Stored data:
(begin)

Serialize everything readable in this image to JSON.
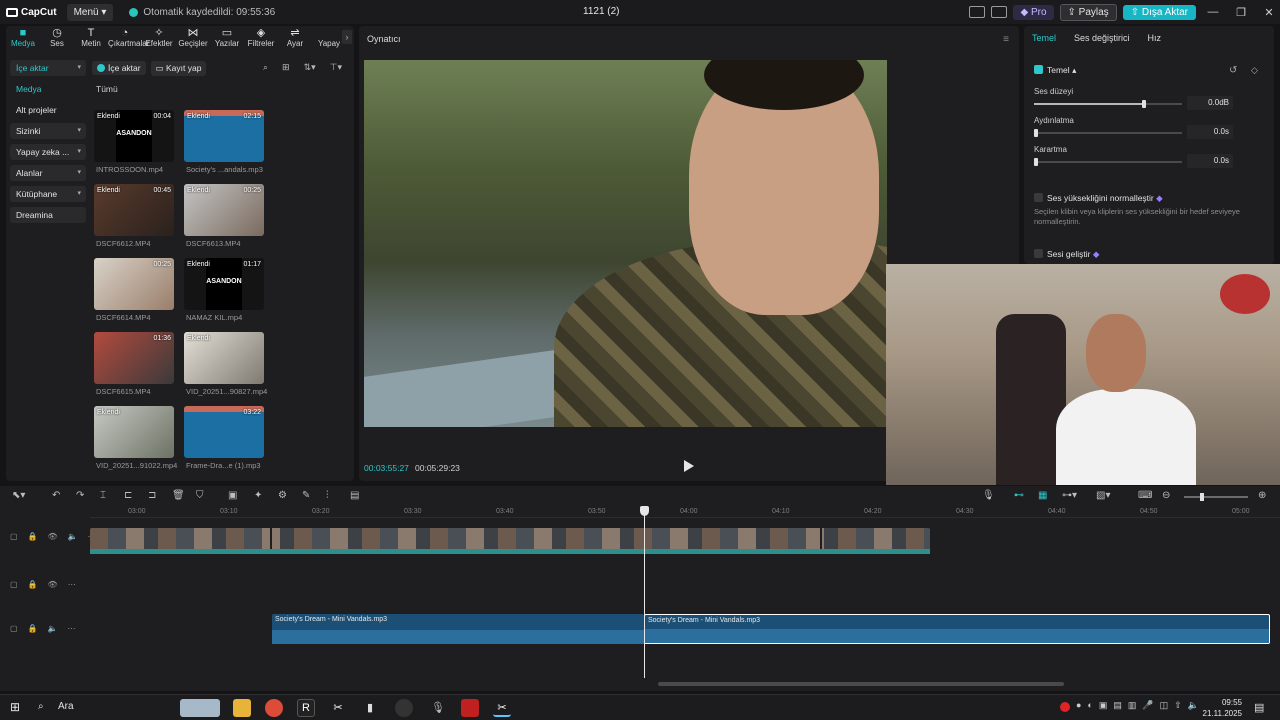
{
  "titlebar": {
    "app_name": "CapCut",
    "menu_label": "Menü",
    "autosave_text": "Otomatik kaydedildi: 09:55:36",
    "project_title": "1121 (2)",
    "pro_label": "Pro",
    "share_label": "Paylaş",
    "export_label": "Dışa Aktar"
  },
  "tool_tabs": [
    {
      "label": "Medya",
      "icon": "■"
    },
    {
      "label": "Ses",
      "icon": "◷"
    },
    {
      "label": "Metin",
      "icon": "T"
    },
    {
      "label": "Çıkartmalar",
      "icon": "◔"
    },
    {
      "label": "Efektler",
      "icon": "✧"
    },
    {
      "label": "Geçişler",
      "icon": "⋈"
    },
    {
      "label": "Yazılar",
      "icon": "▭"
    },
    {
      "label": "Filtreler",
      "icon": "◈"
    },
    {
      "label": "Ayar",
      "icon": "⇌"
    },
    {
      "label": "Yapay",
      "icon": ""
    }
  ],
  "side_nav": [
    {
      "label": "İçe aktar",
      "chev": "▾"
    },
    {
      "label": "Medya",
      "chev": ""
    },
    {
      "label": "Alt projeler",
      "chev": ""
    },
    {
      "label": "Sizinki",
      "chev": "▾"
    },
    {
      "label": "Yapay zeka ...",
      "chev": "▾"
    },
    {
      "label": "Alanlar",
      "chev": "▾"
    },
    {
      "label": "Kütüphane",
      "chev": "▾"
    },
    {
      "label": "Dreamina",
      "chev": ""
    }
  ],
  "media_toolbar": {
    "import_label": "İçe aktar",
    "record_label": "Kayıt yap",
    "all_label": "Tümü"
  },
  "media_items": [
    {
      "name": "INTROSSOON.mp4",
      "tag": "Eklendi",
      "duration": "00:04",
      "overlay": "ASANDON"
    },
    {
      "name": "Society's ...andals.mp3",
      "tag": "Eklendi",
      "duration": "02:15",
      "overlay": ""
    },
    {
      "name": "DSCF6612.MP4",
      "tag": "Eklendi",
      "duration": "00:45",
      "overlay": ""
    },
    {
      "name": "DSCF6613.MP4",
      "tag": "Eklendi",
      "duration": "00:25",
      "overlay": ""
    },
    {
      "name": "DSCF6614.MP4",
      "tag": "",
      "duration": "00:25",
      "overlay": ""
    },
    {
      "name": "NAMAZ KIL.mp4",
      "tag": "Eklendi",
      "duration": "01:17",
      "overlay": "ASANDON"
    },
    {
      "name": "DSCF6615.MP4",
      "tag": "",
      "duration": "01:36",
      "overlay": ""
    },
    {
      "name": "VID_20251...90827.mp4",
      "tag": "Eklendi",
      "duration": "",
      "overlay": ""
    },
    {
      "name": "VID_20251...91022.mp4",
      "tag": "Eklendi",
      "duration": "",
      "overlay": ""
    },
    {
      "name": "Frame-Dra...e (1).mp3",
      "tag": "",
      "duration": "03:22",
      "overlay": ""
    }
  ],
  "player": {
    "title": "Oynatıcı",
    "current_time": "00:03:55:27",
    "total_time": "00:05:29:23"
  },
  "right_panel": {
    "tabs": [
      "Temel",
      "Ses değiştirici",
      "Hız"
    ],
    "section_title": "Temel",
    "sliders": [
      {
        "label": "Ses düzeyi",
        "value": "0.0dB",
        "level": 0.74
      },
      {
        "label": "Aydınlatma",
        "value": "0.0s",
        "level": 0.0
      },
      {
        "label": "Karartma",
        "value": "0.0s",
        "level": 0.0
      }
    ],
    "normalize_label": "Ses yüksekliğini normalleştir",
    "normalize_desc": "Seçilen klibin veya kliplerin ses yüksekliğini bir hedef seviyeye normalleştirin.",
    "enhance_label": "Sesi geliştir"
  },
  "timeline": {
    "ticks": [
      "03:00",
      "03:10",
      "03:20",
      "03:30",
      "03:40",
      "03:50",
      "04:00",
      "04:10",
      "04:20",
      "04:30",
      "04:40",
      "04:50",
      "05:00"
    ],
    "audio_clip_1": "Society's Dream - Mini Vandals.mp3",
    "audio_clip_2": "Society's Dream - Mini Vandals.mp3"
  },
  "taskbar": {
    "search_label": "Ara",
    "time": "09:55",
    "date": "21.11.2025"
  }
}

(end)

• **Goal**
Give only a number: how many lines of the data hold the string "yüksekliğini"?

• **Final result**
2